**What needs to be done:** Copy every record below, exactly as written.

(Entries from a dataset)
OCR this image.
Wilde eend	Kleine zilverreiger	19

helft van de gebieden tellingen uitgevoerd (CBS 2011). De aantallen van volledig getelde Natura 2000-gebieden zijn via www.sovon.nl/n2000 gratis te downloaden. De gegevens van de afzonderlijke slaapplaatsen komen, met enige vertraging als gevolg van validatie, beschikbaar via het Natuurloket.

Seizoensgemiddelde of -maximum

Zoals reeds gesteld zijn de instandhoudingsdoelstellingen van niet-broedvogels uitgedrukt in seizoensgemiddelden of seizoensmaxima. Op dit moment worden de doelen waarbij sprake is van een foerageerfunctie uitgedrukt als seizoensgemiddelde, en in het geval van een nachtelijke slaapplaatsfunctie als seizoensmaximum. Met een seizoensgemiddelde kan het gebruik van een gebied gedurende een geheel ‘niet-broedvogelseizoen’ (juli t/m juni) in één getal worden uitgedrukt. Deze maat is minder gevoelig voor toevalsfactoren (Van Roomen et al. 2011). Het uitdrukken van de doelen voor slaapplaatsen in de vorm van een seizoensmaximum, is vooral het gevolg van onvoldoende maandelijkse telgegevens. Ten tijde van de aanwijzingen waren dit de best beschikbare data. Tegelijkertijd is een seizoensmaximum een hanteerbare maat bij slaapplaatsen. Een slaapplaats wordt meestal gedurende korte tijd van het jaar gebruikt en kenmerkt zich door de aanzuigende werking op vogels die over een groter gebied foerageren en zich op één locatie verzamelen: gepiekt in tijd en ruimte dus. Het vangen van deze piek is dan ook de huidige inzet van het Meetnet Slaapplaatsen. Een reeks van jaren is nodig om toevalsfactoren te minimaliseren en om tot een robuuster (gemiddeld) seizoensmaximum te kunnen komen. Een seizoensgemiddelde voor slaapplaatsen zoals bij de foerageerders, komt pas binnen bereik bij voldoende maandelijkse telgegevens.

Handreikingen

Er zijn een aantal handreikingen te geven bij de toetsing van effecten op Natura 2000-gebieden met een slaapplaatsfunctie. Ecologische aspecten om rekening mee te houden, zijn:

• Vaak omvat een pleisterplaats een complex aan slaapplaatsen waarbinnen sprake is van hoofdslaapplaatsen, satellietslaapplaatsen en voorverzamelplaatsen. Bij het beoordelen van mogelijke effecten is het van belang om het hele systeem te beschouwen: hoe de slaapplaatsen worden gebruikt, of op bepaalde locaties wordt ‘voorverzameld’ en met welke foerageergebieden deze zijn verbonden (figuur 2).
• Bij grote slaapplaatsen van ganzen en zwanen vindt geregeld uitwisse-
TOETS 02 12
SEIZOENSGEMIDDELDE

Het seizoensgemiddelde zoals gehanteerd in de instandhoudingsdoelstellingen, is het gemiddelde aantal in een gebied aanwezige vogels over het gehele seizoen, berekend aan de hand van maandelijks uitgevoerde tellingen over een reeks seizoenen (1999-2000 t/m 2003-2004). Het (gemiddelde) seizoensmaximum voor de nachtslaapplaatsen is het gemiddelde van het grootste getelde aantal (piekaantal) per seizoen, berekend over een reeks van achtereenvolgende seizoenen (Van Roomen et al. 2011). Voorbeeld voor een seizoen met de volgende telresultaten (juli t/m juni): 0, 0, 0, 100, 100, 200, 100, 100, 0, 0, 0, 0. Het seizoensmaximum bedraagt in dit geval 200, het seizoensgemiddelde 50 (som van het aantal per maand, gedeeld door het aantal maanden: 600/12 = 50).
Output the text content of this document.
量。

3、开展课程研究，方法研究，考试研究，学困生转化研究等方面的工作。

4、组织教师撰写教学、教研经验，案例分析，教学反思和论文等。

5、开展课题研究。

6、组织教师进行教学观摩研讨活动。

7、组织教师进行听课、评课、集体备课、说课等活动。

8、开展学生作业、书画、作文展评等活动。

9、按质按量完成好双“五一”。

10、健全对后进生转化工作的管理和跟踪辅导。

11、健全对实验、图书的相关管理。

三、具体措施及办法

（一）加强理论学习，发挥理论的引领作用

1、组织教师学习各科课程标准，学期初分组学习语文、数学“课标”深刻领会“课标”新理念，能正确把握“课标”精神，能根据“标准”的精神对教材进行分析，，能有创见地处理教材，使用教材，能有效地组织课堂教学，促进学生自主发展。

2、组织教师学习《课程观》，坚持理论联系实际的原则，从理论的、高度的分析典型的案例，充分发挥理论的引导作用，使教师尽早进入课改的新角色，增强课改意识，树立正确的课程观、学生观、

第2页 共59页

**The reply:**
OCR this image.
Wilde eend	Kleine zilverreiger	19

helft van de gebieden tellingen uitgevoerd (CBS 2011). De aantallen van volledig getelde Natura 2000-gebieden zijn via www.sovon.nl/n2000 gratis te downloaden. De gegevens van de afzonderlijke slaapplaatsen komen, met enige vertraging als gevolg van validatie, beschikbaar via het Natuurloket.

Seizoensgemiddelde of -maximum

Zoals reeds gesteld zijn de instandhoudingsdoelstellingen van niet-broedvogels uitgedrukt in seizoensgemiddelden of seizoensmaxima. Op dit moment worden de doelen waarbij sprake is van een foerageerfunctie uitgedrukt als seizoensgemiddelde, en in het geval van een nachtelijke slaapplaatsfunctie als seizoensmaximum. Met een seizoensgemiddelde kan het gebruik van een gebied gedurende een geheel ‘niet-broedvogelseizoen’ (juli t/m juni) in één getal worden uitgedrukt. Deze maat is minder gevoelig voor toevalsfactoren (Van Roomen et al. 2011). Het uitdrukken van de doelen voor slaapplaatsen in de vorm van een seizoensmaximum, is vooral het gevolg van onvoldoende maandelijkse telgegevens. Ten tijde van de aanwijzingen waren dit de best beschikbare data. Tegelijkertijd is een seizoensmaximum een hanteerbare maat bij slaapplaatsen. Een slaapplaats wordt meestal gedurende korte tijd van het jaar gebruikt en kenmerkt zich door de aanzuigende werking op vogels die over een groter gebied foerageren en zich op één locatie verzamelen: gepiekt in tijd en ruimte dus. Het vangen van deze piek is dan ook de huidige inzet van het Meetnet Slaapplaatsen. Een reeks van jaren is nodig om toevalsfactoren te minimaliseren en om tot een robuuster (gemiddeld) seizoensmaximum te kunnen komen. Een seizoensgemiddelde voor slaapplaatsen zoals bij de foerageerders, komt pas binnen bereik bij voldoende maandelijkse telgegevens.

Handreikingen

Er zijn een aantal handreikingen te geven bij de toetsing van effecten op Natura 2000-gebieden met een slaapplaatsfunctie. Ecologische aspecten om rekening mee te houden, zijn:

• Vaak omvat een pleisterplaats een complex aan slaapplaatsen waarbinnen sprake is van hoofdslaapplaatsen, satellietslaapplaatsen en voorverzamelplaatsen. Bij het beoordelen van mogelijke effecten is het van belang om het hele systeem te beschouwen: hoe de slaapplaatsen worden gebruikt, of op bepaalde locaties wordt ‘voorverzameld’ en met welke foerageergebieden deze zijn verbonden (figuur 2).
• Bij grote slaapplaatsen van ganzen en zwanen vindt geregeld uitwisse-
TOETS 02 12
SEIZOENSGEMIDDELDE

Het seizoensgemiddelde zoals gehanteerd in de instandhoudingsdoelstellingen, is het gemiddelde aantal in een gebied aanwezige vogels over het gehele seizoen, berekend aan de hand van maandelijks uitgevoerde tellingen over een reeks seizoenen (1999-2000 t/m 2003-2004). Het (gemiddelde) seizoensmaximum voor de nachtslaapplaatsen is het gemiddelde van het grootste getelde aantal (piekaantal) per seizoen, berekend over een reeks van achtereenvolgende seizoenen (Van Roomen et al. 2011). Voorbeeld voor een seizoen met de volgende telresultaten (juli t/m juni): 0, 0, 0, 100, 100, 200, 100, 100, 0, 0, 0, 0. Het seizoensmaximum bedraagt in dit geval 200, het seizoensgemiddelde 50 (som van het aantal per maand, gedeeld door het aantal maanden: 600/12 = 50).
Output the text content of this document.
量。

3、开展课程研究，方法研究，考试研究，学困生转化研究等方面的工作。

4、组织教师撰写教学、教研经验，案例分析，教学反思和论文等。

5、开展课题研究。

6、组织教师进行教学观摩研讨活动。

7、组织教师进行听课、评课、集体备课、说课等活动。

8、开展学生作业、书画、作文展评等活动。

9、按质按量完成好双“五一”。

10、健全对后进生转化工作的管理和跟踪辅导。

11、健全对实验、图书的相关管理。

三、具体措施及办法

（一）加强理论学习，发挥理论的引领作用

1、组织教师学习各科课程标准，学期初分组学习语文、数学“课标”深刻领会“课标”新理念，能正确把握“课标”精神，能根据“标准”的精神对教材进行分析，，能有创见地处理教材，使用教材，能有效地组织课堂教学，促进学生自主发展。

2、组织教师学习《课程观》，坚持理论联系实际的原则，从理论的、高度的分析典型的案例，充分发挥理论的引导作用，使教师尽早进入课改的新角色，增强课改意识，树立正确的课程观、学生观、

第2页 共59页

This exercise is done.